/---
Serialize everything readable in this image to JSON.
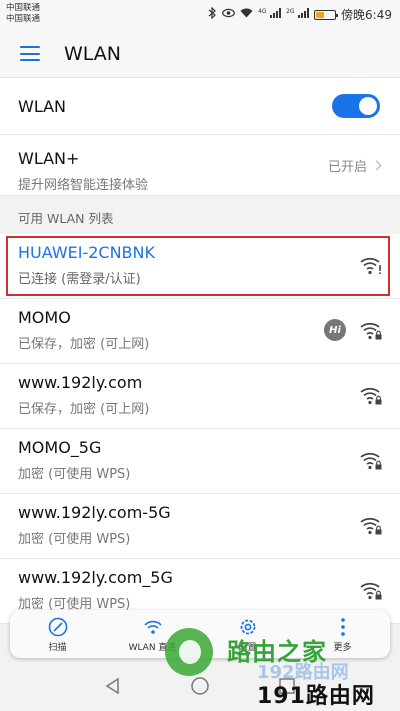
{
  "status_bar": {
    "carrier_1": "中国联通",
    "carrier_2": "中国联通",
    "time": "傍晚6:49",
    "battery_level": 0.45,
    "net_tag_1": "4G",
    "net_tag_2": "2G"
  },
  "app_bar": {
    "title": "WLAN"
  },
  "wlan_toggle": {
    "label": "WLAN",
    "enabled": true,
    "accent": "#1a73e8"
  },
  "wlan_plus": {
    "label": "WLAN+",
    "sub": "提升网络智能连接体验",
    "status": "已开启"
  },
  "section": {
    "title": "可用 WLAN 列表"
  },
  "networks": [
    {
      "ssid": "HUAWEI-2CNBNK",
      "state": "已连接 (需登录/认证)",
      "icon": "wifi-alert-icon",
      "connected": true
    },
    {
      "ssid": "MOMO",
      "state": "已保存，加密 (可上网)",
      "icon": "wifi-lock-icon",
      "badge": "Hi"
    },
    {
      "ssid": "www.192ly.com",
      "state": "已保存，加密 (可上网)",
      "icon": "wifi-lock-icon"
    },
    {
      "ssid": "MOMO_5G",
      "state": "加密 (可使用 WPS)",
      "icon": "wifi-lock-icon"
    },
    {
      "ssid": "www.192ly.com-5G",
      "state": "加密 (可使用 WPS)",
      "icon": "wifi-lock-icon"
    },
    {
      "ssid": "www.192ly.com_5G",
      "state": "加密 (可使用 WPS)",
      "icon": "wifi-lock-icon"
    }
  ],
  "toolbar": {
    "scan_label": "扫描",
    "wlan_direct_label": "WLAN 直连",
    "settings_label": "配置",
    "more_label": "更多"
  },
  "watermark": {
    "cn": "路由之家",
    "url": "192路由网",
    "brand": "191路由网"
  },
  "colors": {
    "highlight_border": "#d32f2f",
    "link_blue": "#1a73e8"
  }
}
\---
> _Stated problem_
Quote every line word for word and keep the images out of the copy.

> _Completed exercise_
Serialize everything readable in this image to JSON.
{
  "status_bar": {
    "carrier_1": "中国联通",
    "carrier_2": "中国联通",
    "time": "傍晚6:49",
    "battery_level": 0.45,
    "net_tag_1": "4G",
    "net_tag_2": "2G"
  },
  "app_bar": {
    "title": "WLAN"
  },
  "wlan_toggle": {
    "label": "WLAN",
    "enabled": true,
    "accent": "#1a73e8"
  },
  "wlan_plus": {
    "label": "WLAN+",
    "sub": "提升网络智能连接体验",
    "status": "已开启"
  },
  "section": {
    "title": "可用 WLAN 列表"
  },
  "networks": [
    {
      "ssid": "HUAWEI-2CNBNK",
      "state": "已连接 (需登录/认证)",
      "icon": "wifi-alert-icon",
      "connected": true
    },
    {
      "ssid": "MOMO",
      "state": "已保存，加密 (可上网)",
      "icon": "wifi-lock-icon",
      "badge": "Hi"
    },
    {
      "ssid": "www.192ly.com",
      "state": "已保存，加密 (可上网)",
      "icon": "wifi-lock-icon"
    },
    {
      "ssid": "MOMO_5G",
      "state": "加密 (可使用 WPS)",
      "icon": "wifi-lock-icon"
    },
    {
      "ssid": "www.192ly.com-5G",
      "state": "加密 (可使用 WPS)",
      "icon": "wifi-lock-icon"
    },
    {
      "ssid": "www.192ly.com_5G",
      "state": "加密 (可使用 WPS)",
      "icon": "wifi-lock-icon"
    }
  ],
  "toolbar": {
    "scan_label": "扫描",
    "wlan_direct_label": "WLAN 直连",
    "settings_label": "配置",
    "more_label": "更多"
  },
  "watermark": {
    "cn": "路由之家",
    "url": "192路由网",
    "brand": "191路由网"
  },
  "colors": {
    "highlight_border": "#d32f2f",
    "link_blue": "#1a73e8"
  }
}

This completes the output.